------ Task material

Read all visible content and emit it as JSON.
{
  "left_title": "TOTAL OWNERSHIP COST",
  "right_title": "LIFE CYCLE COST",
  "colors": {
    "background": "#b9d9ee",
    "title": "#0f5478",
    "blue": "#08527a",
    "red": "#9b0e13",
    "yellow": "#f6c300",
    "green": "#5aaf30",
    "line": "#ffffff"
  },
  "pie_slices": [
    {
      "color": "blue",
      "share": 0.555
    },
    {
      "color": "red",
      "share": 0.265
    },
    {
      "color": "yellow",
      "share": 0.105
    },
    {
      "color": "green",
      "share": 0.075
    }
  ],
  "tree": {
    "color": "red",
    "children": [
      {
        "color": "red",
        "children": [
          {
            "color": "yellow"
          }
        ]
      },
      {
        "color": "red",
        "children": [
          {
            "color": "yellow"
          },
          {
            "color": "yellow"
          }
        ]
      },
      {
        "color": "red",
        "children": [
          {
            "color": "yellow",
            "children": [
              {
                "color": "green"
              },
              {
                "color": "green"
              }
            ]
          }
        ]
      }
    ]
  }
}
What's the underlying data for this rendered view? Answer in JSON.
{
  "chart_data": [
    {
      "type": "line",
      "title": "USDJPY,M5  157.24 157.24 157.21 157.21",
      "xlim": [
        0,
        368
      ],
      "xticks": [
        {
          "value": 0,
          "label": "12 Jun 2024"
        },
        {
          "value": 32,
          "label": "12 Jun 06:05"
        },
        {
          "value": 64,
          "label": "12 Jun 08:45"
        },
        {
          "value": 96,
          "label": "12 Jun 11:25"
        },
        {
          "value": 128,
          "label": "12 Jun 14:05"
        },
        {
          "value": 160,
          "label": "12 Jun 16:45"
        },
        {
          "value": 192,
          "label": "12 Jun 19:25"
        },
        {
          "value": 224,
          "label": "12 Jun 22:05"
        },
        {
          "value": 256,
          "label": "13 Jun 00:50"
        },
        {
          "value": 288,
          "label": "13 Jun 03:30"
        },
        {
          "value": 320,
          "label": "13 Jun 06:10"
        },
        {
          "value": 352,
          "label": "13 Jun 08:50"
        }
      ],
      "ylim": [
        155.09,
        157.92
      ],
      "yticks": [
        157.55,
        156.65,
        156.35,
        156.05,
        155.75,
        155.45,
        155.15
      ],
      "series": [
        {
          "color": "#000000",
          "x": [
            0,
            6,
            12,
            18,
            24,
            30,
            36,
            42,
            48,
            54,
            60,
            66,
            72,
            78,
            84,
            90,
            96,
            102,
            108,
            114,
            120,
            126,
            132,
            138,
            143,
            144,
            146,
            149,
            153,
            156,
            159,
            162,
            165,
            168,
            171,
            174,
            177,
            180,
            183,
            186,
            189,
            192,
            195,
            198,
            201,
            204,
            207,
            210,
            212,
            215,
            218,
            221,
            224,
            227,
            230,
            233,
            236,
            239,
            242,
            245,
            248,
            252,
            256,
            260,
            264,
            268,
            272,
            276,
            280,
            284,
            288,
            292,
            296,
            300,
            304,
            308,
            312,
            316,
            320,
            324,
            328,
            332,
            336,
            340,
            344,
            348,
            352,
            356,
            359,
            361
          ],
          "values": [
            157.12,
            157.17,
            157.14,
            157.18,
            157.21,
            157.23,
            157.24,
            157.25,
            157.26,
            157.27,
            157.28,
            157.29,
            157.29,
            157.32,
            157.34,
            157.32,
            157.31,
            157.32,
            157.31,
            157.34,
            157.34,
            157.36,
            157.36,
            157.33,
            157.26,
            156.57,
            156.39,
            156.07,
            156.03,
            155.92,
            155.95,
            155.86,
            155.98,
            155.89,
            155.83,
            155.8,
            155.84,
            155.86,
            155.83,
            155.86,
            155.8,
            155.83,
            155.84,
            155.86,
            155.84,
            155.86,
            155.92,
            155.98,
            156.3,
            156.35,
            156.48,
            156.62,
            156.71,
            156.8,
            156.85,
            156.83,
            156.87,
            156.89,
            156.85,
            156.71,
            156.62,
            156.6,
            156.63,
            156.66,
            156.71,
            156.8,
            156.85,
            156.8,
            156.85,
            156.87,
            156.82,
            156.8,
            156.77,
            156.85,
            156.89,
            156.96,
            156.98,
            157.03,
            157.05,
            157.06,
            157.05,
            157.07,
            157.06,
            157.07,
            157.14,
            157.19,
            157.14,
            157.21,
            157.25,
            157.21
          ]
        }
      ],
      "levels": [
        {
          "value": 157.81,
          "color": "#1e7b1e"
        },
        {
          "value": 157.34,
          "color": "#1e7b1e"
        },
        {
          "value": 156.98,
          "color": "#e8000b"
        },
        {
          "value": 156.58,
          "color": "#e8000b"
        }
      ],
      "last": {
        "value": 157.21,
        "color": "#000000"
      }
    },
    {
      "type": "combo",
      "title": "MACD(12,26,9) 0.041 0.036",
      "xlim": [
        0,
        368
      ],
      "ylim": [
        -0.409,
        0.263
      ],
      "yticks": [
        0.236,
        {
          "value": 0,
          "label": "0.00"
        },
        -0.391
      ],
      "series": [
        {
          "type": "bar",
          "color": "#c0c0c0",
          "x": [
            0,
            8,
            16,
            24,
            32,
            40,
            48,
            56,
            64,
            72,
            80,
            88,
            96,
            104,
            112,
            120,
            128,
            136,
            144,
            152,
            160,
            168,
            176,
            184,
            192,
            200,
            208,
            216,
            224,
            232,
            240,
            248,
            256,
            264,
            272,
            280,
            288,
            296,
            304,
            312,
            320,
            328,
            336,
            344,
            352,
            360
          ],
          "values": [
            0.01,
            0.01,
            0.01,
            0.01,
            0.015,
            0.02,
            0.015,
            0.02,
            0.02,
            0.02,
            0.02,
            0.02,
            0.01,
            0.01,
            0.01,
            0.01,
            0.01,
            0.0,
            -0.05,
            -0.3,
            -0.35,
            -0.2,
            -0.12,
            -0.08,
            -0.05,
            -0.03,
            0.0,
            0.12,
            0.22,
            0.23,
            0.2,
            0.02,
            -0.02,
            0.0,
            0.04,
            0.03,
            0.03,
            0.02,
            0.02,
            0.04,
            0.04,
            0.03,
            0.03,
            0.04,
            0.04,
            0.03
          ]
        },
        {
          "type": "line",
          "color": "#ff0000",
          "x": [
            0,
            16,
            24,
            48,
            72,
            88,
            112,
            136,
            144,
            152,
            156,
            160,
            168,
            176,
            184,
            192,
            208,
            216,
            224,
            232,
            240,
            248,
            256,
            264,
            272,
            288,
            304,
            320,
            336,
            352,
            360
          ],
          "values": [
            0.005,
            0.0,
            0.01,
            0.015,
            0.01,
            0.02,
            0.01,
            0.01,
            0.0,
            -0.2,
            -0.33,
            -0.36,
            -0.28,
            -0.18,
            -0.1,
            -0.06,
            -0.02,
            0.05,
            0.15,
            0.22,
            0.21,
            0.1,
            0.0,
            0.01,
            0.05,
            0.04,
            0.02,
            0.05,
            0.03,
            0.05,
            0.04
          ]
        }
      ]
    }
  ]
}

------------

**Instruction:**
Extract the entries above verbatim.

**Expected answer:**
Read all visible content and emit it as JSON.
{
  "left_title": "TOTAL OWNERSHIP COST",
  "right_title": "LIFE CYCLE COST",
  "colors": {
    "background": "#b9d9ee",
    "title": "#0f5478",
    "blue": "#08527a",
    "red": "#9b0e13",
    "yellow": "#f6c300",
    "green": "#5aaf30",
    "line": "#ffffff"
  },
  "pie_slices": [
    {
      "color": "blue",
      "share": 0.555
    },
    {
      "color": "red",
      "share": 0.265
    },
    {
      "color": "yellow",
      "share": 0.105
    },
    {
      "color": "green",
      "share": 0.075
    }
  ],
  "tree": {
    "color": "red",
    "children": [
      {
        "color": "red",
        "children": [
          {
            "color": "yellow"
          }
        ]
      },
      {
        "color": "red",
        "children": [
          {
            "color": "yellow"
          },
          {
            "color": "yellow"
          }
        ]
      },
      {
        "color": "red",
        "children": [
          {
            "color": "yellow",
            "children": [
              {
                "color": "green"
              },
              {
                "color": "green"
              }
            ]
          }
        ]
      }
    ]
  }
}
What's the underlying data for this rendered view? Answer in JSON.
{
  "chart_data": [
    {
      "type": "line",
      "title": "USDJPY,M5  157.24 157.24 157.21 157.21",
      "xlim": [
        0,
        368
      ],
      "xticks": [
        {
          "value": 0,
          "label": "12 Jun 2024"
        },
        {
          "value": 32,
          "label": "12 Jun 06:05"
        },
        {
          "value": 64,
          "label": "12 Jun 08:45"
        },
        {
          "value": 96,
          "label": "12 Jun 11:25"
        },
        {
          "value": 128,
          "label": "12 Jun 14:05"
        },
        {
          "value": 160,
          "label": "12 Jun 16:45"
        },
        {
          "value": 192,
          "label": "12 Jun 19:25"
        },
        {
          "value": 224,
          "label": "12 Jun 22:05"
        },
        {
          "value": 256,
          "label": "13 Jun 00:50"
        },
        {
          "value": 288,
          "label": "13 Jun 03:30"
        },
        {
          "value": 320,
          "label": "13 Jun 06:10"
        },
        {
          "value": 352,
          "label": "13 Jun 08:50"
        }
      ],
      "ylim": [
        155.09,
        157.92
      ],
      "yticks": [
        157.55,
        156.65,
        156.35,
        156.05,
        155.75,
        155.45,
        155.15
      ],
      "series": [
        {
          "color": "#000000",
          "x": [
            0,
            6,
            12,
            18,
            24,
            30,
            36,
            42,
            48,
            54,
            60,
            66,
            72,
            78,
            84,
            90,
            96,
            102,
            108,
            114,
            120,
            126,
            132,
            138,
            143,
            144,
            146,
            149,
            153,
            156,
            159,
            162,
            165,
            168,
            171,
            174,
            177,
            180,
            183,
            186,
            189,
            192,
            195,
            198,
            201,
            204,
            207,
            210,
            212,
            215,
            218,
            221,
            224,
            227,
            230,
            233,
            236,
            239,
            242,
            245,
            248,
            252,
            256,
            260,
            264,
            268,
            272,
            276,
            280,
            284,
            288,
            292,
            296,
            300,
            304,
            308,
            312,
            316,
            320,
            324,
            328,
            332,
            336,
            340,
            344,
            348,
            352,
            356,
            359,
            361
          ],
          "values": [
            157.12,
            157.17,
            157.14,
            157.18,
            157.21,
            157.23,
            157.24,
            157.25,
            157.26,
            157.27,
            157.28,
            157.29,
            157.29,
            157.32,
            157.34,
            157.32,
            157.31,
            157.32,
            157.31,
            157.34,
            157.34,
            157.36,
            157.36,
            157.33,
            157.26,
            156.57,
            156.39,
            156.07,
            156.03,
            155.92,
            155.95,
            155.86,
            155.98,
            155.89,
            155.83,
            155.8,
            155.84,
            155.86,
            155.83,
            155.86,
            155.8,
            155.83,
            155.84,
            155.86,
            155.84,
            155.86,
            155.92,
            155.98,
            156.3,
            156.35,
            156.48,
            156.62,
            156.71,
            156.8,
            156.85,
            156.83,
            156.87,
            156.89,
            156.85,
            156.71,
            156.62,
            156.6,
            156.63,
            156.66,
            156.71,
            156.8,
            156.85,
            156.8,
            156.85,
            156.87,
            156.82,
            156.8,
            156.77,
            156.85,
            156.89,
            156.96,
            156.98,
            157.03,
            157.05,
            157.06,
            157.05,
            157.07,
            157.06,
            157.07,
            157.14,
            157.19,
            157.14,
            157.21,
            157.25,
            157.21
          ]
        }
      ],
      "levels": [
        {
          "value": 157.81,
          "color": "#1e7b1e"
        },
        {
          "value": 157.34,
          "color": "#1e7b1e"
        },
        {
          "value": 156.98,
          "color": "#e8000b"
        },
        {
          "value": 156.58,
          "color": "#e8000b"
        }
      ],
      "last": {
        "value": 157.21,
        "color": "#000000"
      }
    },
    {
      "type": "combo",
      "title": "MACD(12,26,9) 0.041 0.036",
      "xlim": [
        0,
        368
      ],
      "ylim": [
        -0.409,
        0.263
      ],
      "yticks": [
        0.236,
        {
          "value": 0,
          "label": "0.00"
        },
        -0.391
      ],
      "series": [
        {
          "type": "bar",
          "color": "#c0c0c0",
          "x": [
            0,
            8,
            16,
            24,
            32,
            40,
            48,
            56,
            64,
            72,
            80,
            88,
            96,
            104,
            112,
            120,
            128,
            136,
            144,
            152,
            160,
            168,
            176,
            184,
            192,
            200,
            208,
            216,
            224,
            232,
            240,
            248,
            256,
            264,
            272,
            280,
            288,
            296,
            304,
            312,
            320,
            328,
            336,
            344,
            352,
            360
          ],
          "values": [
            0.01,
            0.01,
            0.01,
            0.01,
            0.015,
            0.02,
            0.015,
            0.02,
            0.02,
            0.02,
            0.02,
            0.02,
            0.01,
            0.01,
            0.01,
            0.01,
            0.01,
            0.0,
            -0.05,
            -0.3,
            -0.35,
            -0.2,
            -0.12,
            -0.08,
            -0.05,
            -0.03,
            0.0,
            0.12,
            0.22,
            0.23,
            0.2,
            0.02,
            -0.02,
            0.0,
            0.04,
            0.03,
            0.03,
            0.02,
            0.02,
            0.04,
            0.04,
            0.03,
            0.03,
            0.04,
            0.04,
            0.03
          ]
        },
        {
          "type": "line",
          "color": "#ff0000",
          "x": [
            0,
            16,
            24,
            48,
            72,
            88,
            112,
            136,
            144,
            152,
            156,
            160,
            168,
            176,
            184,
            192,
            208,
            216,
            224,
            232,
            240,
            248,
            256,
            264,
            272,
            288,
            304,
            320,
            336,
            352,
            360
          ],
          "values": [
            0.005,
            0.0,
            0.01,
            0.015,
            0.01,
            0.02,
            0.01,
            0.01,
            0.0,
            -0.2,
            -0.33,
            -0.36,
            -0.28,
            -0.18,
            -0.1,
            -0.06,
            -0.02,
            0.05,
            0.15,
            0.22,
            0.21,
            0.1,
            0.0,
            0.01,
            0.05,
            0.04,
            0.02,
            0.05,
            0.03,
            0.05,
            0.04
          ]
        }
      ]
    }
  ]
}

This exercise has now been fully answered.